Collected data entries
———
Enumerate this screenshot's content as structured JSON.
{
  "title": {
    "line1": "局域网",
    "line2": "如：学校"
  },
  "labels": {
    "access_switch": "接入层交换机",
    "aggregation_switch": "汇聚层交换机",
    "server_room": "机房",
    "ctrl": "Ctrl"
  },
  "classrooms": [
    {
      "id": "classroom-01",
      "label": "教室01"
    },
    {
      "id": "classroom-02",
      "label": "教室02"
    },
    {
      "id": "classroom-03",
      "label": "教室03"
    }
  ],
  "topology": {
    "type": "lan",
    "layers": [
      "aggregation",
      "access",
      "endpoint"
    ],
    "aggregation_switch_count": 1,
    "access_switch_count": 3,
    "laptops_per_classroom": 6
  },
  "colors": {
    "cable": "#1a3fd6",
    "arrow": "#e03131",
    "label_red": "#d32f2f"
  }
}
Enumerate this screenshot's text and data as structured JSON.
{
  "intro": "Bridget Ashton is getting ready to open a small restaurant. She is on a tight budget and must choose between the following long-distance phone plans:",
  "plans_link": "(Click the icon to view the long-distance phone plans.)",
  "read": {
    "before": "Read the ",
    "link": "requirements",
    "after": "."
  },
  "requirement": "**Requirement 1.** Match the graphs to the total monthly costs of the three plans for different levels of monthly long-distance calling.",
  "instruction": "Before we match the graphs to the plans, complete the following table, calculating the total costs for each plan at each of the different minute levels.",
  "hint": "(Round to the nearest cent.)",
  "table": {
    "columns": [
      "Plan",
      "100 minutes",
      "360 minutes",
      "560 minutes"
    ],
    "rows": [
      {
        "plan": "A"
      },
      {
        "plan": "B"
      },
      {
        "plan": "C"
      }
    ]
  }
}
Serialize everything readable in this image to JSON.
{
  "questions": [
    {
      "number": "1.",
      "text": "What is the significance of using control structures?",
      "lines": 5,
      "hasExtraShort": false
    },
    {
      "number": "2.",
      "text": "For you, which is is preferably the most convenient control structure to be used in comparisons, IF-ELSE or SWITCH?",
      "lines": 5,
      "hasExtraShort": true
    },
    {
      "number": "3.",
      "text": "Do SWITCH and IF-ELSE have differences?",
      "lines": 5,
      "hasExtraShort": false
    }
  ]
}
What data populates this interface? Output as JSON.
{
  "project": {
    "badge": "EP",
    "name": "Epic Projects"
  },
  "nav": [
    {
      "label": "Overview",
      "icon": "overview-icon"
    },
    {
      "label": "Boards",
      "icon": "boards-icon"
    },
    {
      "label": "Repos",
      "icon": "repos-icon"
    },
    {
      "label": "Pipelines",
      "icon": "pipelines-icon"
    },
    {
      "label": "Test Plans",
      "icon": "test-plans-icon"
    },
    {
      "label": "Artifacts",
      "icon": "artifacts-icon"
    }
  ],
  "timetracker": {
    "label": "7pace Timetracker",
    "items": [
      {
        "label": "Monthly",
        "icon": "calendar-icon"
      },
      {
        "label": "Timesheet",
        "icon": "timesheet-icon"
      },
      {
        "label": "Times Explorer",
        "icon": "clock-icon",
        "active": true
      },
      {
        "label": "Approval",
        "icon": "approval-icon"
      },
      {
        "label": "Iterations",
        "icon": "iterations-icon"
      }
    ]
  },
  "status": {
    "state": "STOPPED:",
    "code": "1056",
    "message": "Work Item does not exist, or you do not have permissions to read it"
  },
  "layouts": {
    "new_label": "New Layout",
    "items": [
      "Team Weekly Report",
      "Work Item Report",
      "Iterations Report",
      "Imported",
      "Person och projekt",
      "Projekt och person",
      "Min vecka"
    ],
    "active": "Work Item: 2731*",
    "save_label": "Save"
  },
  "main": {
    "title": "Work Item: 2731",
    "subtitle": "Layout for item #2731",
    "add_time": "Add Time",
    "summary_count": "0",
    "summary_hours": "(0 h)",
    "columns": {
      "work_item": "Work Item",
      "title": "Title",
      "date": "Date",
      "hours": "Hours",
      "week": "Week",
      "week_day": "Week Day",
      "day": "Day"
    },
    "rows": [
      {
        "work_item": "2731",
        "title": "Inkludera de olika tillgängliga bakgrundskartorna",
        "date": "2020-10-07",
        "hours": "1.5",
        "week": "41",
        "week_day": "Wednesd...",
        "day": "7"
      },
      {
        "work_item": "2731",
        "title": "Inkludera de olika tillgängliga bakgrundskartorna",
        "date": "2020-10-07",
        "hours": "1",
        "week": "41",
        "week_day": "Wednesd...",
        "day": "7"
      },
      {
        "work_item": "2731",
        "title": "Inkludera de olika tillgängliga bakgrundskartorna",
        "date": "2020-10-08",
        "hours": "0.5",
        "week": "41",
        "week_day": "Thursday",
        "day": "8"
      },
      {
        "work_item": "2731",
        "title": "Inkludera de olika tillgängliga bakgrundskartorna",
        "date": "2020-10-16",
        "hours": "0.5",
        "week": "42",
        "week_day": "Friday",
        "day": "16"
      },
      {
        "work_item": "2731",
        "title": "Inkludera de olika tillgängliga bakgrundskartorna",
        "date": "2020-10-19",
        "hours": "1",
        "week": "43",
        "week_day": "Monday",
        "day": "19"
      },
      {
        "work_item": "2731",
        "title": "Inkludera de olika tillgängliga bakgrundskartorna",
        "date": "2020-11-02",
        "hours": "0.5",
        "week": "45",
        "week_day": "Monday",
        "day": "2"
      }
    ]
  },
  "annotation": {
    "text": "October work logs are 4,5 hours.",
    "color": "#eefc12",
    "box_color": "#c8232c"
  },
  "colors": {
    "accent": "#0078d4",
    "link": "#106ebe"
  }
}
———
• Task objective: Write out the listing once more, matching it exactly.

• Task result:
Enumerate this screenshot's content as structured JSON.
{
  "title": {
    "line1": "局域网",
    "line2": "如：学校"
  },
  "labels": {
    "access_switch": "接入层交换机",
    "aggregation_switch": "汇聚层交换机",
    "server_room": "机房",
    "ctrl": "Ctrl"
  },
  "classrooms": [
    {
      "id": "classroom-01",
      "label": "教室01"
    },
    {
      "id": "classroom-02",
      "label": "教室02"
    },
    {
      "id": "classroom-03",
      "label": "教室03"
    }
  ],
  "topology": {
    "type": "lan",
    "layers": [
      "aggregation",
      "access",
      "endpoint"
    ],
    "aggregation_switch_count": 1,
    "access_switch_count": 3,
    "laptops_per_classroom": 6
  },
  "colors": {
    "cable": "#1a3fd6",
    "arrow": "#e03131",
    "label_red": "#d32f2f"
  }
}
Enumerate this screenshot's text and data as structured JSON.
{
  "intro": "Bridget Ashton is getting ready to open a small restaurant. She is on a tight budget and must choose between the following long-distance phone plans:",
  "plans_link": "(Click the icon to view the long-distance phone plans.)",
  "read": {
    "before": "Read the ",
    "link": "requirements",
    "after": "."
  },
  "requirement": "**Requirement 1.** Match the graphs to the total monthly costs of the three plans for different levels of monthly long-distance calling.",
  "instruction": "Before we match the graphs to the plans, complete the following table, calculating the total costs for each plan at each of the different minute levels.",
  "hint": "(Round to the nearest cent.)",
  "table": {
    "columns": [
      "Plan",
      "100 minutes",
      "360 minutes",
      "560 minutes"
    ],
    "rows": [
      {
        "plan": "A"
      },
      {
        "plan": "B"
      },
      {
        "plan": "C"
      }
    ]
  }
}
Serialize everything readable in this image to JSON.
{
  "questions": [
    {
      "number": "1.",
      "text": "What is the significance of using control structures?",
      "lines": 5,
      "hasExtraShort": false
    },
    {
      "number": "2.",
      "text": "For you, which is is preferably the most convenient control structure to be used in comparisons, IF-ELSE or SWITCH?",
      "lines": 5,
      "hasExtraShort": true
    },
    {
      "number": "3.",
      "text": "Do SWITCH and IF-ELSE have differences?",
      "lines": 5,
      "hasExtraShort": false
    }
  ]
}
What data populates this interface? Output as JSON.
{
  "project": {
    "badge": "EP",
    "name": "Epic Projects"
  },
  "nav": [
    {
      "label": "Overview",
      "icon": "overview-icon"
    },
    {
      "label": "Boards",
      "icon": "boards-icon"
    },
    {
      "label": "Repos",
      "icon": "repos-icon"
    },
    {
      "label": "Pipelines",
      "icon": "pipelines-icon"
    },
    {
      "label": "Test Plans",
      "icon": "test-plans-icon"
    },
    {
      "label": "Artifacts",
      "icon": "artifacts-icon"
    }
  ],
  "timetracker": {
    "label": "7pace Timetracker",
    "items": [
      {
        "label": "Monthly",
        "icon": "calendar-icon"
      },
      {
        "label": "Timesheet",
        "icon": "timesheet-icon"
      },
      {
        "label": "Times Explorer",
        "icon": "clock-icon",
        "active": true
      },
      {
        "label": "Approval",
        "icon": "approval-icon"
      },
      {
        "label": "Iterations",
        "icon": "iterations-icon"
      }
    ]
  },
  "status": {
    "state": "STOPPED:",
    "code": "1056",
    "message": "Work Item does not exist, or you do not have permissions to read it"
  },
  "layouts": {
    "new_label": "New Layout",
    "items": [
      "Team Weekly Report",
      "Work Item Report",
      "Iterations Report",
      "Imported",
      "Person och projekt",
      "Projekt och person",
      "Min vecka"
    ],
    "active": "Work Item: 2731*",
    "save_label": "Save"
  },
  "main": {
    "title": "Work Item: 2731",
    "subtitle": "Layout for item #2731",
    "add_time": "Add Time",
    "summary_count": "0",
    "summary_hours": "(0 h)",
    "columns": {
      "work_item": "Work Item",
      "title": "Title",
      "date": "Date",
      "hours": "Hours",
      "week": "Week",
      "week_day": "Week Day",
      "day": "Day"
    },
    "rows": [
      {
        "work_item": "2731",
        "title": "Inkludera de olika tillgängliga bakgrundskartorna",
        "date": "2020-10-07",
        "hours": "1.5",
        "week": "41",
        "week_day": "Wednesd...",
        "day": "7"
      },
      {
        "work_item": "2731",
        "title": "Inkludera de olika tillgängliga bakgrundskartorna",
        "date": "2020-10-07",
        "hours": "1",
        "week": "41",
        "week_day": "Wednesd...",
        "day": "7"
      },
      {
        "work_item": "2731",
        "title": "Inkludera de olika tillgängliga bakgrundskartorna",
        "date": "2020-10-08",
        "hours": "0.5",
        "week": "41",
        "week_day": "Thursday",
        "day": "8"
      },
      {
        "work_item": "2731",
        "title": "Inkludera de olika tillgängliga bakgrundskartorna",
        "date": "2020-10-16",
        "hours": "0.5",
        "week": "42",
        "week_day": "Friday",
        "day": "16"
      },
      {
        "work_item": "2731",
        "title": "Inkludera de olika tillgängliga bakgrundskartorna",
        "date": "2020-10-19",
        "hours": "1",
        "week": "43",
        "week_day": "Monday",
        "day": "19"
      },
      {
        "work_item": "2731",
        "title": "Inkludera de olika tillgängliga bakgrundskartorna",
        "date": "2020-11-02",
        "hours": "0.5",
        "week": "45",
        "week_day": "Monday",
        "day": "2"
      }
    ]
  },
  "annotation": {
    "text": "October work logs are 4,5 hours.",
    "color": "#eefc12",
    "box_color": "#c8232c"
  },
  "colors": {
    "accent": "#0078d4",
    "link": "#106ebe"
  }
}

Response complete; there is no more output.